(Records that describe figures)
──────────────────────────────

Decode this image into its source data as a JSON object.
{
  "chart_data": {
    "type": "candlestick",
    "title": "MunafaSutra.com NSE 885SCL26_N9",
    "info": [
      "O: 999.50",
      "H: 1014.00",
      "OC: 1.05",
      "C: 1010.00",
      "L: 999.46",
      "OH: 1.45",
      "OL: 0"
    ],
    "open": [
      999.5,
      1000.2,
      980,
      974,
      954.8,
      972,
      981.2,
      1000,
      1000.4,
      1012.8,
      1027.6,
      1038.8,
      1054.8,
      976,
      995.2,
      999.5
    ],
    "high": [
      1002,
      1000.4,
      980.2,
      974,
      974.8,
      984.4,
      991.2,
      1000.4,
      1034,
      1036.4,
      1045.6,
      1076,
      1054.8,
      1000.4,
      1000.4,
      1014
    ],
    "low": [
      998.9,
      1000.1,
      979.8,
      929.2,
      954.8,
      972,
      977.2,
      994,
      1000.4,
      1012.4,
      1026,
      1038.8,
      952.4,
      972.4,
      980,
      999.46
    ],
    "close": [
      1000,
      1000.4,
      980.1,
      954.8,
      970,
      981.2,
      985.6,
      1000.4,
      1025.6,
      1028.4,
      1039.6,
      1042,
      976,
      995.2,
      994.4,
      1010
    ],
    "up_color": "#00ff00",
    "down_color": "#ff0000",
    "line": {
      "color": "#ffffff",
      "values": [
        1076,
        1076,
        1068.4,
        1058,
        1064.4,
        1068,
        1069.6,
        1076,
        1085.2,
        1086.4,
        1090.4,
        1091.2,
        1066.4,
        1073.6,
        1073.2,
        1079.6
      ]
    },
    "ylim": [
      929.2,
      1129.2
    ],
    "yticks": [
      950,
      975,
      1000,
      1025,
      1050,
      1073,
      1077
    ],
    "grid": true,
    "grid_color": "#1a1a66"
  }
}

──────────────────────────────

Required task => Give back the whole listing, word for word.

The solution =>
Decode this image into its source data as a JSON object.
{
  "chart_data": {
    "type": "candlestick",
    "title": "MunafaSutra.com NSE 885SCL26_N9",
    "info": [
      "O: 999.50",
      "H: 1014.00",
      "OC: 1.05",
      "C: 1010.00",
      "L: 999.46",
      "OH: 1.45",
      "OL: 0"
    ],
    "open": [
      999.5,
      1000.2,
      980,
      974,
      954.8,
      972,
      981.2,
      1000,
      1000.4,
      1012.8,
      1027.6,
      1038.8,
      1054.8,
      976,
      995.2,
      999.5
    ],
    "high": [
      1002,
      1000.4,
      980.2,
      974,
      974.8,
      984.4,
      991.2,
      1000.4,
      1034,
      1036.4,
      1045.6,
      1076,
      1054.8,
      1000.4,
      1000.4,
      1014
    ],
    "low": [
      998.9,
      1000.1,
      979.8,
      929.2,
      954.8,
      972,
      977.2,
      994,
      1000.4,
      1012.4,
      1026,
      1038.8,
      952.4,
      972.4,
      980,
      999.46
    ],
    "close": [
      1000,
      1000.4,
      980.1,
      954.8,
      970,
      981.2,
      985.6,
      1000.4,
      1025.6,
      1028.4,
      1039.6,
      1042,
      976,
      995.2,
      994.4,
      1010
    ],
    "up_color": "#00ff00",
    "down_color": "#ff0000",
    "line": {
      "color": "#ffffff",
      "values": [
        1076,
        1076,
        1068.4,
        1058,
        1064.4,
        1068,
        1069.6,
        1076,
        1085.2,
        1086.4,
        1090.4,
        1091.2,
        1066.4,
        1073.6,
        1073.2,
        1079.6
      ]
    },
    "ylim": [
      929.2,
      1129.2
    ],
    "yticks": [
      950,
      975,
      1000,
      1025,
      1050,
      1073,
      1077
    ],
    "grid": true,
    "grid_color": "#1a1a66"
  }
}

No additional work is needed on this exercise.